Instruction.
Reproduce the listing below in full and without alteration, apart from its pictures.
### Given entries ###
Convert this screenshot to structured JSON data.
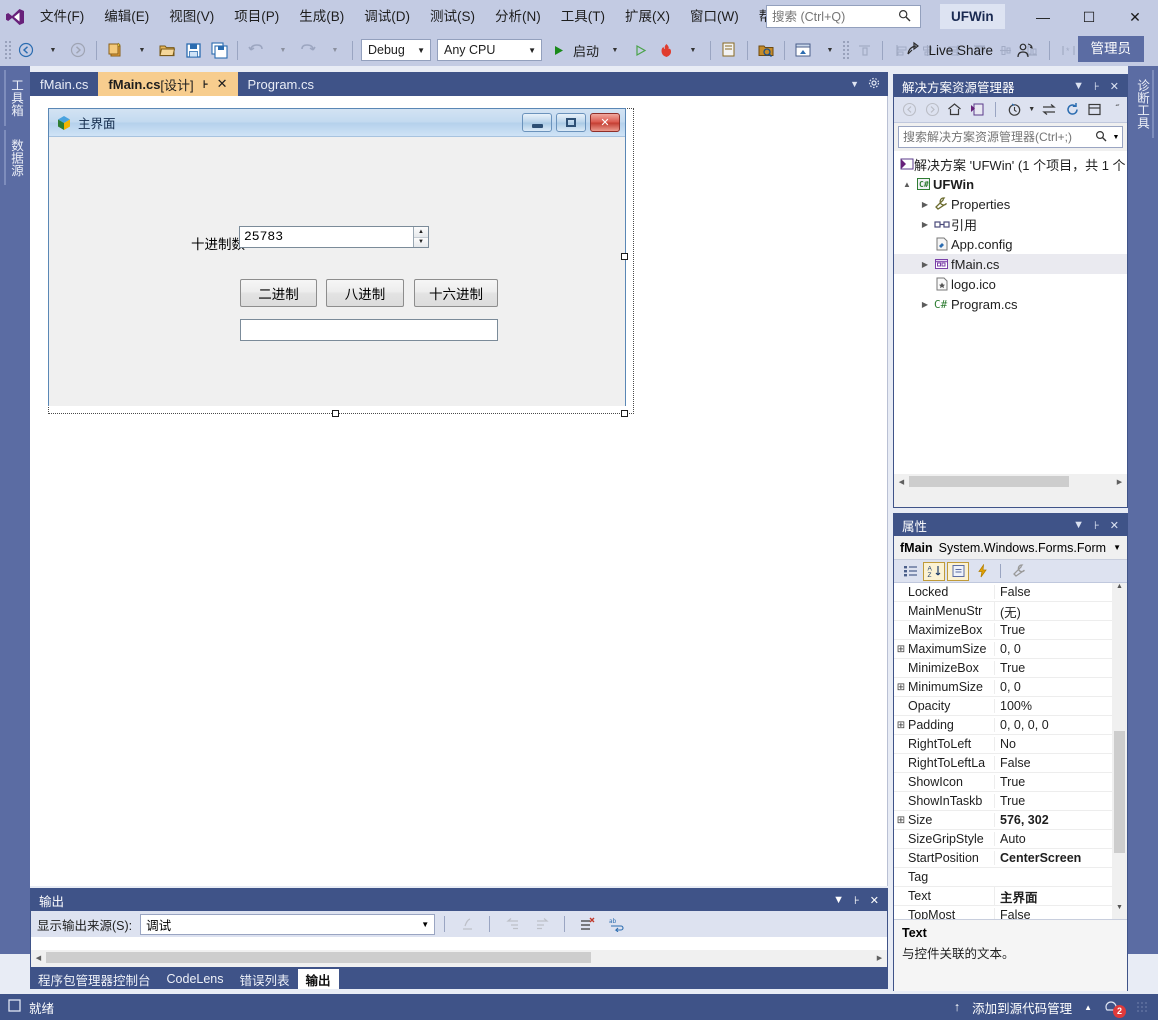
{
  "menu": {
    "logo_icon": "visual-studio-logo",
    "items": [
      {
        "label": "文件(F)"
      },
      {
        "label": "编辑(E)"
      },
      {
        "label": "视图(V)"
      },
      {
        "label": "项目(P)"
      },
      {
        "label": "生成(B)"
      },
      {
        "label": "调试(D)"
      },
      {
        "label": "测试(S)"
      },
      {
        "label": "分析(N)"
      },
      {
        "label": "工具(T)"
      },
      {
        "label": "扩展(X)"
      },
      {
        "label": "窗口(W)"
      },
      {
        "label": "帮助(H)"
      }
    ],
    "search_placeholder": "搜索 (Ctrl+Q)",
    "search_value": "",
    "project_badge": "UFWin",
    "window_controls": {
      "minimize": "—",
      "maximize": "☐",
      "close": "✕"
    }
  },
  "toolbar": {
    "back_label": "◀",
    "forward_label": "▶",
    "config_value": "Debug",
    "platform_value": "Any CPU",
    "start_label": "启动",
    "live_share_label": "Live Share",
    "admin_label": "管理员"
  },
  "left_dock": {
    "tabs": [
      "工具箱",
      "数据源"
    ]
  },
  "right_dock": {
    "tabs": [
      "诊断工具"
    ]
  },
  "document_tabs": [
    {
      "label": "fMain.cs",
      "active": false
    },
    {
      "label": "fMain.cs",
      "suffix": " [设计]",
      "active": true,
      "pin": "⊦",
      "close": "✕"
    },
    {
      "label": "Program.cs",
      "active": false
    }
  ],
  "designer": {
    "form": {
      "title": "主界面",
      "icon": "form-app-icon",
      "minimize": "minimize-glyph",
      "maximize": "maximize-glyph",
      "close": "✕"
    },
    "controls": {
      "decimal_label": "十进制数",
      "decimal_value": "25783",
      "spin_up": "▲",
      "spin_down": "▼",
      "buttons": [
        "二进制",
        "八进制",
        "十六进制"
      ],
      "result_value": ""
    }
  },
  "solution_explorer": {
    "title": "解决方案资源管理器",
    "search_placeholder": "搜索解决方案资源管理器(Ctrl+;)",
    "search_value": "",
    "tree": [
      {
        "indent": 0,
        "arrow": "",
        "icon": "solution-icon",
        "label": "解决方案 'UFWin' (1 个项目，共 1 个",
        "bold": false,
        "selected": false
      },
      {
        "indent": 1,
        "arrow": "▲",
        "icon": "csharp-project-icon",
        "label": "UFWin",
        "bold": true,
        "selected": false
      },
      {
        "indent": 2,
        "arrow": "▶",
        "icon": "properties-wrench-icon",
        "label": "Properties",
        "bold": false,
        "selected": false
      },
      {
        "indent": 2,
        "arrow": "▶",
        "icon": "references-icon",
        "label": "引用",
        "bold": false,
        "selected": false
      },
      {
        "indent": 3,
        "arrow": "",
        "icon": "config-file-icon",
        "label": "App.config",
        "bold": false,
        "selected": false
      },
      {
        "indent": 2,
        "arrow": "▶",
        "icon": "form-file-icon",
        "label": "fMain.cs",
        "bold": false,
        "selected": true
      },
      {
        "indent": 3,
        "arrow": "",
        "icon": "icon-file-icon",
        "label": "logo.ico",
        "bold": false,
        "selected": false
      },
      {
        "indent": 2,
        "arrow": "▶",
        "icon": "csharp-file-icon",
        "label": "Program.cs",
        "bold": false,
        "selected": false
      }
    ]
  },
  "properties": {
    "title": "属性",
    "object_name": "fMain",
    "object_type": "System.Windows.Forms.Form",
    "rows": [
      {
        "expand": false,
        "name": "Locked",
        "value": "False",
        "bold": false
      },
      {
        "expand": false,
        "name": "MainMenuStr",
        "value": "(无)",
        "bold": false
      },
      {
        "expand": false,
        "name": "MaximizeBox",
        "value": "True",
        "bold": false
      },
      {
        "expand": true,
        "name": "MaximumSize",
        "value": "0, 0",
        "bold": false
      },
      {
        "expand": false,
        "name": "MinimizeBox",
        "value": "True",
        "bold": false
      },
      {
        "expand": true,
        "name": "MinimumSize",
        "value": "0, 0",
        "bold": false
      },
      {
        "expand": false,
        "name": "Opacity",
        "value": "100%",
        "bold": false
      },
      {
        "expand": true,
        "name": "Padding",
        "value": "0, 0, 0, 0",
        "bold": false
      },
      {
        "expand": false,
        "name": "RightToLeft",
        "value": "No",
        "bold": false
      },
      {
        "expand": false,
        "name": "RightToLeftLa",
        "value": "False",
        "bold": false
      },
      {
        "expand": false,
        "name": "ShowIcon",
        "value": "True",
        "bold": false
      },
      {
        "expand": false,
        "name": "ShowInTaskb",
        "value": "True",
        "bold": false
      },
      {
        "expand": true,
        "name": "Size",
        "value": "576, 302",
        "bold": true
      },
      {
        "expand": false,
        "name": "SizeGripStyle",
        "value": "Auto",
        "bold": false
      },
      {
        "expand": false,
        "name": "StartPosition",
        "value": "CenterScreen",
        "bold": true
      },
      {
        "expand": false,
        "name": "Tag",
        "value": "",
        "bold": false
      },
      {
        "expand": false,
        "name": "Text",
        "value": "主界面",
        "bold": true
      },
      {
        "expand": false,
        "name": "TopMost",
        "value": "False",
        "bold": false
      }
    ],
    "description_title": "Text",
    "description_text": "与控件关联的文本。"
  },
  "output": {
    "title": "输出",
    "source_label": "显示输出来源(S):",
    "source_value": "调试",
    "content": ""
  },
  "bottom_tabs": [
    {
      "label": "程序包管理器控制台",
      "active": false
    },
    {
      "label": "CodeLens",
      "active": false
    },
    {
      "label": "错误列表",
      "active": false
    },
    {
      "label": "输出",
      "active": true
    }
  ],
  "status_bar": {
    "ready_text": "就绪",
    "source_control_text": "添加到源代码管理",
    "notification_count": "2"
  }
}
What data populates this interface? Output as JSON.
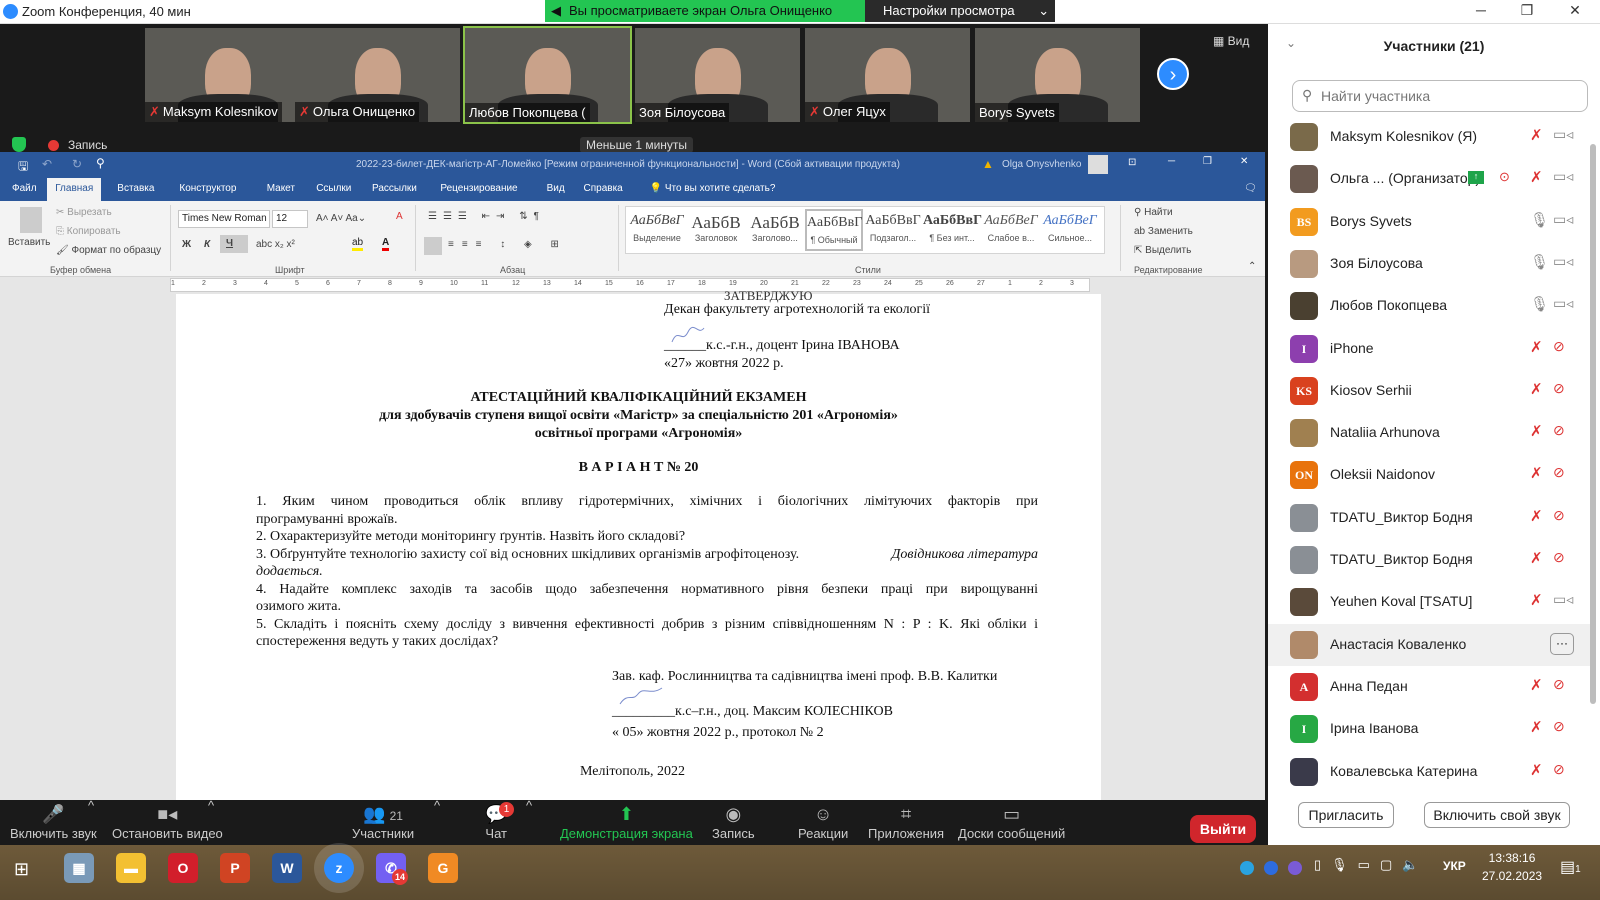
###
Written solution.
Convert this screenshot to structured JSON data.
{
  "menu": {
    "logo_icon": "visual-studio-logo",
    "items": [
      {
        "label": "文件(F)"
      },
      {
        "label": "编辑(E)"
      },
      {
        "label": "视图(V)"
      },
      {
        "label": "项目(P)"
      },
      {
        "label": "生成(B)"
      },
      {
        "label": "调试(D)"
      },
      {
        "label": "测试(S)"
      },
      {
        "label": "分析(N)"
      },
      {
        "label": "工具(T)"
      },
      {
        "label": "扩展(X)"
      },
      {
        "label": "窗口(W)"
      },
      {
        "label": "帮助(H)"
      }
    ],
    "search_placeholder": "搜索 (Ctrl+Q)",
    "search_value": "",
    "project_badge": "UFWin",
    "window_controls": {
      "minimize": "—",
      "maximize": "☐",
      "close": "✕"
    }
  },
  "toolbar": {
    "back_label": "◀",
    "forward_label": "▶",
    "config_value": "Debug",
    "platform_value": "Any CPU",
    "start_label": "启动",
    "live_share_label": "Live Share",
    "admin_label": "管理员"
  },
  "left_dock": {
    "tabs": [
      "工具箱",
      "数据源"
    ]
  },
  "right_dock": {
    "tabs": [
      "诊断工具"
    ]
  },
  "document_tabs": [
    {
      "label": "fMain.cs",
      "active": false
    },
    {
      "label": "fMain.cs",
      "suffix": " [设计]",
      "active": true,
      "pin": "⊦",
      "close": "✕"
    },
    {
      "label": "Program.cs",
      "active": false
    }
  ],
  "designer": {
    "form": {
      "title": "主界面",
      "icon": "form-app-icon",
      "minimize": "minimize-glyph",
      "maximize": "maximize-glyph",
      "close": "✕"
    },
    "controls": {
      "decimal_label": "十进制数",
      "decimal_value": "25783",
      "spin_up": "▲",
      "spin_down": "▼",
      "buttons": [
        "二进制",
        "八进制",
        "十六进制"
      ],
      "result_value": ""
    }
  },
  "solution_explorer": {
    "title": "解决方案资源管理器",
    "search_placeholder": "搜索解决方案资源管理器(Ctrl+;)",
    "search_value": "",
    "tree": [
      {
        "indent": 0,
        "arrow": "",
        "icon": "solution-icon",
        "label": "解决方案 'UFWin' (1 个项目，共 1 个",
        "bold": false,
        "selected": false
      },
      {
        "indent": 1,
        "arrow": "▲",
        "icon": "csharp-project-icon",
        "label": "UFWin",
        "bold": true,
        "selected": false
      },
      {
        "indent": 2,
        "arrow": "▶",
        "icon": "properties-wrench-icon",
        "label": "Properties",
        "bold": false,
        "selected": false
      },
      {
        "indent": 2,
        "arrow": "▶",
        "icon": "references-icon",
        "label": "引用",
        "bold": false,
        "selected": false
      },
      {
        "indent": 3,
        "arrow": "",
        "icon": "config-file-icon",
        "label": "App.config",
        "bold": false,
        "selected": false
      },
      {
        "indent": 2,
        "arrow": "▶",
        "icon": "form-file-icon",
        "label": "fMain.cs",
        "bold": false,
        "selected": true
      },
      {
        "indent": 3,
        "arrow": "",
        "icon": "icon-file-icon",
        "label": "logo.ico",
        "bold": false,
        "selected": false
      },
      {
        "indent": 2,
        "arrow": "▶",
        "icon": "csharp-file-icon",
        "label": "Program.cs",
        "bold": false,
        "selected": false
      }
    ]
  },
  "properties": {
    "title": "属性",
    "object_name": "fMain",
    "object_type": "System.Windows.Forms.Form",
    "rows": [
      {
        "expand": false,
        "name": "Locked",
        "value": "False",
        "bold": false
      },
      {
        "expand": false,
        "name": "MainMenuStr",
        "value": "(无)",
        "bold": false
      },
      {
        "expand": false,
        "name": "MaximizeBox",
        "value": "True",
        "bold": false
      },
      {
        "expand": true,
        "name": "MaximumSize",
        "value": "0, 0",
        "bold": false
      },
      {
        "expand": false,
        "name": "MinimizeBox",
        "value": "True",
        "bold": false
      },
      {
        "expand": true,
        "name": "MinimumSize",
        "value": "0, 0",
        "bold": false
      },
      {
        "expand": false,
        "name": "Opacity",
        "value": "100%",
        "bold": false
      },
      {
        "expand": true,
        "name": "Padding",
        "value": "0, 0, 0, 0",
        "bold": false
      },
      {
        "expand": false,
        "name": "RightToLeft",
        "value": "No",
        "bold": false
      },
      {
        "expand": false,
        "name": "RightToLeftLa",
        "value": "False",
        "bold": false
      },
      {
        "expand": false,
        "name": "ShowIcon",
        "value": "True",
        "bold": false
      },
      {
        "expand": false,
        "name": "ShowInTaskb",
        "value": "True",
        "bold": false
      },
      {
        "expand": true,
        "name": "Size",
        "value": "576, 302",
        "bold": true
      },
      {
        "expand": false,
        "name": "SizeGripStyle",
        "value": "Auto",
        "bold": false
      },
      {
        "expand": false,
        "name": "StartPosition",
        "value": "CenterScreen",
        "bold": true
      },
      {
        "expand": false,
        "name": "Tag",
        "value": "",
        "bold": false
      },
      {
        "expand": false,
        "name": "Text",
        "value": "主界面",
        "bold": true
      },
      {
        "expand": false,
        "name": "TopMost",
        "value": "False",
        "bold": false
      }
    ],
    "description_title": "Text",
    "description_text": "与控件关联的文本。"
  },
  "output": {
    "title": "输出",
    "source_label": "显示输出来源(S):",
    "source_value": "调试",
    "content": ""
  },
  "bottom_tabs": [
    {
      "label": "程序包管理器控制台",
      "active": false
    },
    {
      "label": "CodeLens",
      "active": false
    },
    {
      "label": "错误列表",
      "active": false
    },
    {
      "label": "输出",
      "active": true
    }
  ],
  "status_bar": {
    "ready_text": "就绪",
    "source_control_text": "添加到源代码管理",
    "notification_count": "2"
  }
}
What data populates this interface? Output as JSON.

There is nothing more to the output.